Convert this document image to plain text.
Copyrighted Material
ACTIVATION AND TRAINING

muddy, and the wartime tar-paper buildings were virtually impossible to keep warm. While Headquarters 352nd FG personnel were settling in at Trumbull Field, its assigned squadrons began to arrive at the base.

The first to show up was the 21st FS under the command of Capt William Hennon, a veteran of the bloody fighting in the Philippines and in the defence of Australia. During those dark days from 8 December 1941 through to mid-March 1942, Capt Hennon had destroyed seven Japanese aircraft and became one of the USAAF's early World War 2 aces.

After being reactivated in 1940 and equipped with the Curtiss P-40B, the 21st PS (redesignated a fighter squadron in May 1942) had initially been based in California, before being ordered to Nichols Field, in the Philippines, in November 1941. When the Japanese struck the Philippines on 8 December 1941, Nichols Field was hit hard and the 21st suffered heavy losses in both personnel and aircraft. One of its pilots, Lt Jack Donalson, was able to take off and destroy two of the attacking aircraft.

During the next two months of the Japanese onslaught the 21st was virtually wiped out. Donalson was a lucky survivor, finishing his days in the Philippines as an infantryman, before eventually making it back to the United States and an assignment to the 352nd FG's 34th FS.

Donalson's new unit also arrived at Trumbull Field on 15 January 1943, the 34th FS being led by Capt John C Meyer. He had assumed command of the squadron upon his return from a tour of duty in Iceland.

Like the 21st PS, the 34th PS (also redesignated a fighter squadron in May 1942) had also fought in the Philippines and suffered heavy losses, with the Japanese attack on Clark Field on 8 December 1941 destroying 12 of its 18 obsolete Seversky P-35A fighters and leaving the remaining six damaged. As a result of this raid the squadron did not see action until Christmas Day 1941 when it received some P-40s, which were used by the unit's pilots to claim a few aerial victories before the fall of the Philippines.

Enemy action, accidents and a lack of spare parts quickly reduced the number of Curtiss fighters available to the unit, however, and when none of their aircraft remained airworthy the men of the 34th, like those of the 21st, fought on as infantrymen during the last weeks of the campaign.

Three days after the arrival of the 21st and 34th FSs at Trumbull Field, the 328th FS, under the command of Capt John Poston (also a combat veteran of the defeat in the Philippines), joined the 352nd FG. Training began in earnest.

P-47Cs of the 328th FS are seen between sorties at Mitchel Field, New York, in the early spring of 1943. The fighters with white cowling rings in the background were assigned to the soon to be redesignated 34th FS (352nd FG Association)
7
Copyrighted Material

——————

**PROBLEM TO SOLVE:**
Restate the whole listing exactly.

**EXERCISE ANSWER:**
Convert this document image to plain text.
Copyrighted Material
ACTIVATION AND TRAINING

muddy, and the wartime tar-paper buildings were virtually impossible to keep warm. While Headquarters 352nd FG personnel were settling in at Trumbull Field, its assigned squadrons began to arrive at the base.

The first to show up was the 21st FS under the command of Capt William Hennon, a veteran of the bloody fighting in the Philippines and in the defence of Australia. During those dark days from 8 December 1941 through to mid-March 1942, Capt Hennon had destroyed seven Japanese aircraft and became one of the USAAF's early World War 2 aces.

After being reactivated in 1940 and equipped with the Curtiss P-40B, the 21st PS (redesignated a fighter squadron in May 1942) had initially been based in California, before being ordered to Nichols Field, in the Philippines, in November 1941. When the Japanese struck the Philippines on 8 December 1941, Nichols Field was hit hard and the 21st suffered heavy losses in both personnel and aircraft. One of its pilots, Lt Jack Donalson, was able to take off and destroy two of the attacking aircraft.

During the next two months of the Japanese onslaught the 21st was virtually wiped out. Donalson was a lucky survivor, finishing his days in the Philippines as an infantryman, before eventually making it back to the United States and an assignment to the 352nd FG's 34th FS.

Donalson's new unit also arrived at Trumbull Field on 15 January 1943, the 34th FS being led by Capt John C Meyer. He had assumed command of the squadron upon his return from a tour of duty in Iceland.

Like the 21st PS, the 34th PS (also redesignated a fighter squadron in May 1942) had also fought in the Philippines and suffered heavy losses, with the Japanese attack on Clark Field on 8 December 1941 destroying 12 of its 18 obsolete Seversky P-35A fighters and leaving the remaining six damaged. As a result of this raid the squadron did not see action until Christmas Day 1941 when it received some P-40s, which were used by the unit's pilots to claim a few aerial victories before the fall of the Philippines.

Enemy action, accidents and a lack of spare parts quickly reduced the number of Curtiss fighters available to the unit, however, and when none of their aircraft remained airworthy the men of the 34th, like those of the 21st, fought on as infantrymen during the last weeks of the campaign.

Three days after the arrival of the 21st and 34th FSs at Trumbull Field, the 328th FS, under the command of Capt John Poston (also a combat veteran of the defeat in the Philippines), joined the 352nd FG. Training began in earnest.

P-47Cs of the 328th FS are seen between sorties at Mitchel Field, New York, in the early spring of 1943. The fighters with white cowling rings in the background were assigned to the soon to be redesignated 34th FS (352nd FG Association)
7
Copyrighted Material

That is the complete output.